*Source data*
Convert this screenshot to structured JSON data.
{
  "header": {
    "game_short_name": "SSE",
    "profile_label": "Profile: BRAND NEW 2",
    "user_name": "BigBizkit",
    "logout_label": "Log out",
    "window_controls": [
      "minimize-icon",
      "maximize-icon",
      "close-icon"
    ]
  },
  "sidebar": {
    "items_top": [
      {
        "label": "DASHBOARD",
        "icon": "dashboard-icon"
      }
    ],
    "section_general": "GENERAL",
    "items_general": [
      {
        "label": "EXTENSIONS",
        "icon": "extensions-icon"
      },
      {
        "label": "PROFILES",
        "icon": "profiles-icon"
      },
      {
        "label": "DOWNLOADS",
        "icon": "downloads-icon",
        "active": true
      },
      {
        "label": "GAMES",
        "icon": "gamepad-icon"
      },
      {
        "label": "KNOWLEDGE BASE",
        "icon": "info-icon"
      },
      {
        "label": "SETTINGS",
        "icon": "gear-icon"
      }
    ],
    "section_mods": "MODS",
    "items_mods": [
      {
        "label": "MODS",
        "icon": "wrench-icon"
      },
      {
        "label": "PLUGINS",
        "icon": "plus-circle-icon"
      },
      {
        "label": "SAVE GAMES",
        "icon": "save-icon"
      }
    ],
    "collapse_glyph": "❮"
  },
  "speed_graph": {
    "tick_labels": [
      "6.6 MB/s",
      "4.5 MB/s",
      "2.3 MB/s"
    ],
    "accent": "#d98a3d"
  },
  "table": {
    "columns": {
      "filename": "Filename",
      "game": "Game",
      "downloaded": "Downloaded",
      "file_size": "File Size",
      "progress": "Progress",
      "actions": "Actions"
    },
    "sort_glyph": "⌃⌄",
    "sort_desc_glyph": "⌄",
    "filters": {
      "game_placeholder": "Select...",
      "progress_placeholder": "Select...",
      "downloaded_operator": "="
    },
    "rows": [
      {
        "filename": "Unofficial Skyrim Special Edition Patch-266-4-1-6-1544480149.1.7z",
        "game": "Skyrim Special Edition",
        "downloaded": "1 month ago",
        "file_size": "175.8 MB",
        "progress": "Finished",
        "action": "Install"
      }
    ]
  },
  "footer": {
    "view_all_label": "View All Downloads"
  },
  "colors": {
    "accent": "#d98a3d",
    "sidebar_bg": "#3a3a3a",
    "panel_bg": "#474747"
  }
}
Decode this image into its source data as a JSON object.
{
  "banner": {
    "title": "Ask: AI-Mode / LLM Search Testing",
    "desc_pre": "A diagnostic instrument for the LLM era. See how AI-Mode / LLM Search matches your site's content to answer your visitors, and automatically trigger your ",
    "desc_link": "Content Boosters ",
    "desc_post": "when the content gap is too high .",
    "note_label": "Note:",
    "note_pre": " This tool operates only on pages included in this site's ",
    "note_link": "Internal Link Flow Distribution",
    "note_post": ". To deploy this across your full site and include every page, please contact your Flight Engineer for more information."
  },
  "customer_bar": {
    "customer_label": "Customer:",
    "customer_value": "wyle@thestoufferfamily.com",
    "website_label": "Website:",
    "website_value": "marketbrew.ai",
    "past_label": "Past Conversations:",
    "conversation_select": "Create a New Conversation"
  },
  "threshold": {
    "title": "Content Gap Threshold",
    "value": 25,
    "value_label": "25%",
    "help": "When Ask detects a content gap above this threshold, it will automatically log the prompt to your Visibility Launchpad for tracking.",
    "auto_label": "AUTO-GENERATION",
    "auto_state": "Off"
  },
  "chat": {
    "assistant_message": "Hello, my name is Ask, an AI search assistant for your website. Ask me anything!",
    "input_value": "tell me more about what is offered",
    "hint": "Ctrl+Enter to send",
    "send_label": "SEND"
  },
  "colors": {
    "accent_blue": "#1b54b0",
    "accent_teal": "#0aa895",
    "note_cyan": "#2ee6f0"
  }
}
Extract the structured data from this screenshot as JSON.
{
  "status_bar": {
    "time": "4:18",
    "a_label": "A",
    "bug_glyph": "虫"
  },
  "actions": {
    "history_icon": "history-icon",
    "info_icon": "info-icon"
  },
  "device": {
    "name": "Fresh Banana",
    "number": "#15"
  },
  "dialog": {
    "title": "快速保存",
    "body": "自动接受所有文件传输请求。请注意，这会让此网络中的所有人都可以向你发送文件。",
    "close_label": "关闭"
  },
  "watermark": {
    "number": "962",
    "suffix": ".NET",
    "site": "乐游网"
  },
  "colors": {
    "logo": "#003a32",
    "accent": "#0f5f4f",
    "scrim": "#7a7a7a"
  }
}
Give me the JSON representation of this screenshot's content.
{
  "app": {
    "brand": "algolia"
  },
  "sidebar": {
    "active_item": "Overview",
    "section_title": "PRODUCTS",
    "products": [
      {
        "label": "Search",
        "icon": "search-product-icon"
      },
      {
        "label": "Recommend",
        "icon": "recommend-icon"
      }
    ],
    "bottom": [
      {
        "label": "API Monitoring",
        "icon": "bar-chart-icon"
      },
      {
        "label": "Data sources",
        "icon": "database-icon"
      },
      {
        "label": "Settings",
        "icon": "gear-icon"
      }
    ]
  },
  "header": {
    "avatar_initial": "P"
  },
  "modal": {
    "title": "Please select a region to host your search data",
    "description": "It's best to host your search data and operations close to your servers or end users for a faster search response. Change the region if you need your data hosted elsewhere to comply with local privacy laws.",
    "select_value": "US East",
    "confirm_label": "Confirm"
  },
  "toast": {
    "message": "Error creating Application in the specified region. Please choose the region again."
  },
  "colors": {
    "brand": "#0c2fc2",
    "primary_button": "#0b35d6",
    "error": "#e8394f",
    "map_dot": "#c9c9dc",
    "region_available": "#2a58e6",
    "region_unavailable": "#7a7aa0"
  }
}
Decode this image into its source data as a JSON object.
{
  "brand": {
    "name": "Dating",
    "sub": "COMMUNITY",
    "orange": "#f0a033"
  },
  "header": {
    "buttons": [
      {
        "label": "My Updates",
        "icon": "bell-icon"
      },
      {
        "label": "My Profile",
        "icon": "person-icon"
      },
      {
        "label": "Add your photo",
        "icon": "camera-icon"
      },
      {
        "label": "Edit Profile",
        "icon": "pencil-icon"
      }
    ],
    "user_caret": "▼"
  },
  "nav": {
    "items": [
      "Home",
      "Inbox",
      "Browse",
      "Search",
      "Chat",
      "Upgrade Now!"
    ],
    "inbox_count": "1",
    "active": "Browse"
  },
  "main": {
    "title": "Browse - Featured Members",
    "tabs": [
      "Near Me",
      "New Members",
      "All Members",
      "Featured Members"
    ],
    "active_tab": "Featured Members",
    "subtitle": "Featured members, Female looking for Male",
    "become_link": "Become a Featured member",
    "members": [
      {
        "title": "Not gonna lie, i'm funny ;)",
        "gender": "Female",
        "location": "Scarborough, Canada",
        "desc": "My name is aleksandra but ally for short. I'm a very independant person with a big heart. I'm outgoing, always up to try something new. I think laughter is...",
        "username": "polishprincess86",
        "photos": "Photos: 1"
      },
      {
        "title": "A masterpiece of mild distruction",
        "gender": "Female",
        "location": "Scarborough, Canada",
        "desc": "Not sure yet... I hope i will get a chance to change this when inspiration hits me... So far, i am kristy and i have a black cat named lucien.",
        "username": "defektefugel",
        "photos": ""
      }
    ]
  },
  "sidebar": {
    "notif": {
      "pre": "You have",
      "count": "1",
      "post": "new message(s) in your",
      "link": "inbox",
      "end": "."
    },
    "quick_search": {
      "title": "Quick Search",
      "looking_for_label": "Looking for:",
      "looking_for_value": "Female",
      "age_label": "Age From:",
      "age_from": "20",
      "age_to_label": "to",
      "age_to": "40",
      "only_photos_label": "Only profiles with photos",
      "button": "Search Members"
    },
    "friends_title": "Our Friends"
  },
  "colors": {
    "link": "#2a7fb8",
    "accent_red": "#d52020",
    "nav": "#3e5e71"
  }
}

*What to do*
From the data, collect all lines where the string "have" appears.

*Result of the exercise*
        "desc": "Not sure yet... I hope i will get a chance to change this when inspiration hits me... So far, i am kristy and i have a black cat named lucien.",
      "pre": "You have",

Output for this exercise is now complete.